+++ Data extract +++

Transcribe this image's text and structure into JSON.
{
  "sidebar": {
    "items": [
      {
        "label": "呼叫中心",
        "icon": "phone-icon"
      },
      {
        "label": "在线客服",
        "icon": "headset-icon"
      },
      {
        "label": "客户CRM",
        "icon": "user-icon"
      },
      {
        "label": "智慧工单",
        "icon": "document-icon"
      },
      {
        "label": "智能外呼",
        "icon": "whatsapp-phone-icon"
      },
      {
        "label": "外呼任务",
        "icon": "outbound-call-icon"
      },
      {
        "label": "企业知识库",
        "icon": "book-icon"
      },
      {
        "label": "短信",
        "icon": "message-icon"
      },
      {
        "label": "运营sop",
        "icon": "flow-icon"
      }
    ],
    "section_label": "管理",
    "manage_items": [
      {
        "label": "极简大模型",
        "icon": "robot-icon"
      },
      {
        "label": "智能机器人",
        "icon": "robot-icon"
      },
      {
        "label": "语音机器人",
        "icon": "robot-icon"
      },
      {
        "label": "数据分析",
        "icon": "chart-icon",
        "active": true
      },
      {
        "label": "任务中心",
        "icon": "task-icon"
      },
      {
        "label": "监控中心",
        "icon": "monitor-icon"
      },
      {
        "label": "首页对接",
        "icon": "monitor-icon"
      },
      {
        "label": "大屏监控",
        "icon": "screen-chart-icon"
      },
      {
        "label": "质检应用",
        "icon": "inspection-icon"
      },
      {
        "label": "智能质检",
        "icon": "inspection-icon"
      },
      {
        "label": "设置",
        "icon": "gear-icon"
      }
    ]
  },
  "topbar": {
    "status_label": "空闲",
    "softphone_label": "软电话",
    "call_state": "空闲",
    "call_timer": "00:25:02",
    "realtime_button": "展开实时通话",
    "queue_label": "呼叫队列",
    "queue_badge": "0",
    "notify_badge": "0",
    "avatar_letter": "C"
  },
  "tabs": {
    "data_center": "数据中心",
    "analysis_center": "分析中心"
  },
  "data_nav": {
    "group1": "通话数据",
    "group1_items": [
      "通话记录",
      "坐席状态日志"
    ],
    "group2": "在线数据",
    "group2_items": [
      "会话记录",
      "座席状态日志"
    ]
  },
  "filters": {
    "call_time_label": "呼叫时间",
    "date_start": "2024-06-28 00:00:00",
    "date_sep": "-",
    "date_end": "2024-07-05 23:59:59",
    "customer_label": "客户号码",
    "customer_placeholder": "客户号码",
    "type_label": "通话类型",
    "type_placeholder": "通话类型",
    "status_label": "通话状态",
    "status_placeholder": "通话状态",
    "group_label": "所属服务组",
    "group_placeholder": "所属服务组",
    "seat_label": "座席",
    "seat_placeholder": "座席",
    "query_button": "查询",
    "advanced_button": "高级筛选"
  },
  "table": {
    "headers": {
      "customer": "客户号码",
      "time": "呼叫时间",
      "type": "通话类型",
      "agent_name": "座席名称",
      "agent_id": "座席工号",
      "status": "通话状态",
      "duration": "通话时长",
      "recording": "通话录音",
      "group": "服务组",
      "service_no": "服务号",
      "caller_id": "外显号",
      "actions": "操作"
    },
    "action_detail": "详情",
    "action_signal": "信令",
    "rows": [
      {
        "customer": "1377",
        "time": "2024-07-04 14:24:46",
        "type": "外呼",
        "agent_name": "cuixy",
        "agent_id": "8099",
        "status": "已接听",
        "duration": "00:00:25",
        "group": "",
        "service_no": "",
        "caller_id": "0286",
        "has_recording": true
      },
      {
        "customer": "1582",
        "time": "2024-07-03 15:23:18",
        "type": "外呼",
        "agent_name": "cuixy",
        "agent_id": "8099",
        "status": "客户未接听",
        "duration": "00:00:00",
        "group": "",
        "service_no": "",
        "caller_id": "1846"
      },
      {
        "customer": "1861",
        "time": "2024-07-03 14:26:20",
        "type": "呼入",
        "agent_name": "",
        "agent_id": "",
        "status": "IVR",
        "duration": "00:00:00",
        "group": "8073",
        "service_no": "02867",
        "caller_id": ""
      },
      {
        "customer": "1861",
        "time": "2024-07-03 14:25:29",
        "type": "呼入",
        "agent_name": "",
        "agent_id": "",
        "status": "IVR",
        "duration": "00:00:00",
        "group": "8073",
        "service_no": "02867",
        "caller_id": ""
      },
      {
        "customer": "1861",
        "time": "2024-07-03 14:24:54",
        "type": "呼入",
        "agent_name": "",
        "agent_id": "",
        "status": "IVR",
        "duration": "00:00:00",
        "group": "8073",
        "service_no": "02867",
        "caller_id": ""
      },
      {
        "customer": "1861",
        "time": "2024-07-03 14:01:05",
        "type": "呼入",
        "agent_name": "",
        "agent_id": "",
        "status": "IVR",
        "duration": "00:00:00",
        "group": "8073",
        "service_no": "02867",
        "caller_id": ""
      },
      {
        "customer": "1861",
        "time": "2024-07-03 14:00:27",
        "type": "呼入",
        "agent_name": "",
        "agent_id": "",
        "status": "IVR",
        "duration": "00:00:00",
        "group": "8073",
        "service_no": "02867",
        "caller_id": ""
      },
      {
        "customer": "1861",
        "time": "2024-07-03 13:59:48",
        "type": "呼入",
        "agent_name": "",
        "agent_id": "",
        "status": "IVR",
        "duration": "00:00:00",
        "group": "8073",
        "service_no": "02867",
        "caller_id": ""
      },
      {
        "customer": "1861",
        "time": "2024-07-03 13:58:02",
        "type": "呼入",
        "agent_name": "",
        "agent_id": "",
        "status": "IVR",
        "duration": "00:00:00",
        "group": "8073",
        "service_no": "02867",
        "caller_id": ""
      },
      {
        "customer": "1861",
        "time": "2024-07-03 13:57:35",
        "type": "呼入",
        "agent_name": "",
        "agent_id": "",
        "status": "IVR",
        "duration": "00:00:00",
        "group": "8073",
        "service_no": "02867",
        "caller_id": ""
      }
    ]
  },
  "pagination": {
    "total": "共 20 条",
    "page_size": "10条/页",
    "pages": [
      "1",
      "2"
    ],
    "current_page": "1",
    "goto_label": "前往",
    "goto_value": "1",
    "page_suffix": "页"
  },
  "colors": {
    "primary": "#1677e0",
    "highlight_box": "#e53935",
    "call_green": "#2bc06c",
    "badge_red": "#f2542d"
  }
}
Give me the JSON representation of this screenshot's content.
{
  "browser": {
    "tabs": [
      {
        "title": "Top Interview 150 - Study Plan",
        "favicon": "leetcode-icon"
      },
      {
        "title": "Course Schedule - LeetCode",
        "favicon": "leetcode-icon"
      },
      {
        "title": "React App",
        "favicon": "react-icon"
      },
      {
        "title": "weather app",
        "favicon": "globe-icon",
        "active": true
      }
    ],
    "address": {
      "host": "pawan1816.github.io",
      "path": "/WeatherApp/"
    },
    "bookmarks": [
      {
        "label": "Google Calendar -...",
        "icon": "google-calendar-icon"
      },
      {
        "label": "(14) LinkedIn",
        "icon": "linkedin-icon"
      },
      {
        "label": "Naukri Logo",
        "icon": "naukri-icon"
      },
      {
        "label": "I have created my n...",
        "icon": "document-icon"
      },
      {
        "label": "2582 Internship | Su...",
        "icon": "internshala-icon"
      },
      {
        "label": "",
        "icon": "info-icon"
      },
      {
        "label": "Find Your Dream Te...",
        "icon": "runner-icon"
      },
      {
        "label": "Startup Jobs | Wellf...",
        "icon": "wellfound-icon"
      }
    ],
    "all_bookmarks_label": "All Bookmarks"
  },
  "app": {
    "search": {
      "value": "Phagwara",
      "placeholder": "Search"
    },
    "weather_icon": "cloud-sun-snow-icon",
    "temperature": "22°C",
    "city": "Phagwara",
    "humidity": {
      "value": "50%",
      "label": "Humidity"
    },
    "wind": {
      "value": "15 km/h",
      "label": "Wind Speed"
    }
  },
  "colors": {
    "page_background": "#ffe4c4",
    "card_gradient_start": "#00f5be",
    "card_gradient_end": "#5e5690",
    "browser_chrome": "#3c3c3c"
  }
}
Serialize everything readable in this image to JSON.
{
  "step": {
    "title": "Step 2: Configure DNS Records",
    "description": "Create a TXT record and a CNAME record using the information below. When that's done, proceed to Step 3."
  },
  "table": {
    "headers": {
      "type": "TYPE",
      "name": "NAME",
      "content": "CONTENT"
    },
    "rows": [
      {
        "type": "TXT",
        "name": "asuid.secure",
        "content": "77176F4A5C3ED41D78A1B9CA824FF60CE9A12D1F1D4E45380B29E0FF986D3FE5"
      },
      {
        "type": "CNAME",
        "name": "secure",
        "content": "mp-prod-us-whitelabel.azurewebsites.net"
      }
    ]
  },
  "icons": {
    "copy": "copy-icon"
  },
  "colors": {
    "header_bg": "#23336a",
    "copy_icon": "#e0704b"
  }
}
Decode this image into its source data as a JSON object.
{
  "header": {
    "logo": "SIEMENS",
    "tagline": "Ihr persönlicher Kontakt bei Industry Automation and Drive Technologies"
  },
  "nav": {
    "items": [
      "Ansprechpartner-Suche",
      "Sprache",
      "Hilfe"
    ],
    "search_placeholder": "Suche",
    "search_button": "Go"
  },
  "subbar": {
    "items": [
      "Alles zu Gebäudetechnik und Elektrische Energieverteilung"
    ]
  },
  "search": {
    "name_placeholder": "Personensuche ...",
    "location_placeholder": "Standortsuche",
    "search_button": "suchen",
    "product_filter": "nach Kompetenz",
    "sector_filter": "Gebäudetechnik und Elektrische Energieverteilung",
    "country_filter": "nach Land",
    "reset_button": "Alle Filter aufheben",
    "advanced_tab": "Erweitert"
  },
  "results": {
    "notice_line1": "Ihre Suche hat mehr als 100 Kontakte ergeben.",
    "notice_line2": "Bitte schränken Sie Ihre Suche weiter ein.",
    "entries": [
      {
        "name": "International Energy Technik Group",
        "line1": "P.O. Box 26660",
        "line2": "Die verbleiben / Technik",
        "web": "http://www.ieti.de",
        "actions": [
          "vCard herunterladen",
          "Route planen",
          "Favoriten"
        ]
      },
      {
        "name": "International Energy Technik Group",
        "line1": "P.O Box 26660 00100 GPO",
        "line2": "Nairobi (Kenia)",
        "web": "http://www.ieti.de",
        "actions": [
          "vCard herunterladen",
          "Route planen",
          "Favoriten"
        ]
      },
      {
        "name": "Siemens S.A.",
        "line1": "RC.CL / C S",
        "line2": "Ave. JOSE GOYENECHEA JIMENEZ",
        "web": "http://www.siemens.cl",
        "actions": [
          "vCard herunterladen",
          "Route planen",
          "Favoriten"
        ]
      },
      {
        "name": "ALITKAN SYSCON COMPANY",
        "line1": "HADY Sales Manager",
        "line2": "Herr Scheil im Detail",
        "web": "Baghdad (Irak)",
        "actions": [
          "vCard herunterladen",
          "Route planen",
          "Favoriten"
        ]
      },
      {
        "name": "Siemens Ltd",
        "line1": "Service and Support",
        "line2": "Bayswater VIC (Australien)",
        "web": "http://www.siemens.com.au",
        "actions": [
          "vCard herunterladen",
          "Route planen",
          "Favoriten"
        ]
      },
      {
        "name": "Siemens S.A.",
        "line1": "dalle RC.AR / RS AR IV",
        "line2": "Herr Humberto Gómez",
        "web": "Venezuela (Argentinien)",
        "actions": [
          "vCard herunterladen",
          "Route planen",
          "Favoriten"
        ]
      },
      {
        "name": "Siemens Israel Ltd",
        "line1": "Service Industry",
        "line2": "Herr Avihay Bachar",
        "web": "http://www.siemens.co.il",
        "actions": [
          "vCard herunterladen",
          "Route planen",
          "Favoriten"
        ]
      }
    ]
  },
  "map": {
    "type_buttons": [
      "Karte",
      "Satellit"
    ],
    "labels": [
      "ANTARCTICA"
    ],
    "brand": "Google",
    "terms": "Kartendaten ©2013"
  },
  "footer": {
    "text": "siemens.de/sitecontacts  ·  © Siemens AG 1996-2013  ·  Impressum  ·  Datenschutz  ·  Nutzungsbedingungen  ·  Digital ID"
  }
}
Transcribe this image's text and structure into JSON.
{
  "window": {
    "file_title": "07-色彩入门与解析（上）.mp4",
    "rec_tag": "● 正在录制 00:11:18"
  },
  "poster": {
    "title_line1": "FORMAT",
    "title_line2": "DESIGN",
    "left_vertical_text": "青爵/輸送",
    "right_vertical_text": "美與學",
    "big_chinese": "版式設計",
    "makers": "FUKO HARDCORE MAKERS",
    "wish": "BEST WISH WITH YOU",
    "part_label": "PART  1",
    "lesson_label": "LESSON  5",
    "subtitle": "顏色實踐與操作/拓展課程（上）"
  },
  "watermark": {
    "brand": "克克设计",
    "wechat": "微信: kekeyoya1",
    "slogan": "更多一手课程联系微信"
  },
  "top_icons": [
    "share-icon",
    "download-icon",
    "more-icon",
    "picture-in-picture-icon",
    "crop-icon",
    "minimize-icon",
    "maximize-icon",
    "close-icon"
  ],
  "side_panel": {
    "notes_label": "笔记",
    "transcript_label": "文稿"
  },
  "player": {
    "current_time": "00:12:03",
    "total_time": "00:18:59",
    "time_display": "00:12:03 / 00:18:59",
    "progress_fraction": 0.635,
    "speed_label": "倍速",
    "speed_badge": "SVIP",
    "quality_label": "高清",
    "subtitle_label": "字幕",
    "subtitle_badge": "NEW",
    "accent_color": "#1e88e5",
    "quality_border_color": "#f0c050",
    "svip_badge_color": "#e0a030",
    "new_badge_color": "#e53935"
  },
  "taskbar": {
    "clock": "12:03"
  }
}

+++

> _Exercise_
Find the lines containing "Industry" and list every one of them.

> _Exercise answer_
    "tagline": "Ihr persönlicher Kontakt bei Industry Automation and Drive Technologies"
        "line1": "Service Industry",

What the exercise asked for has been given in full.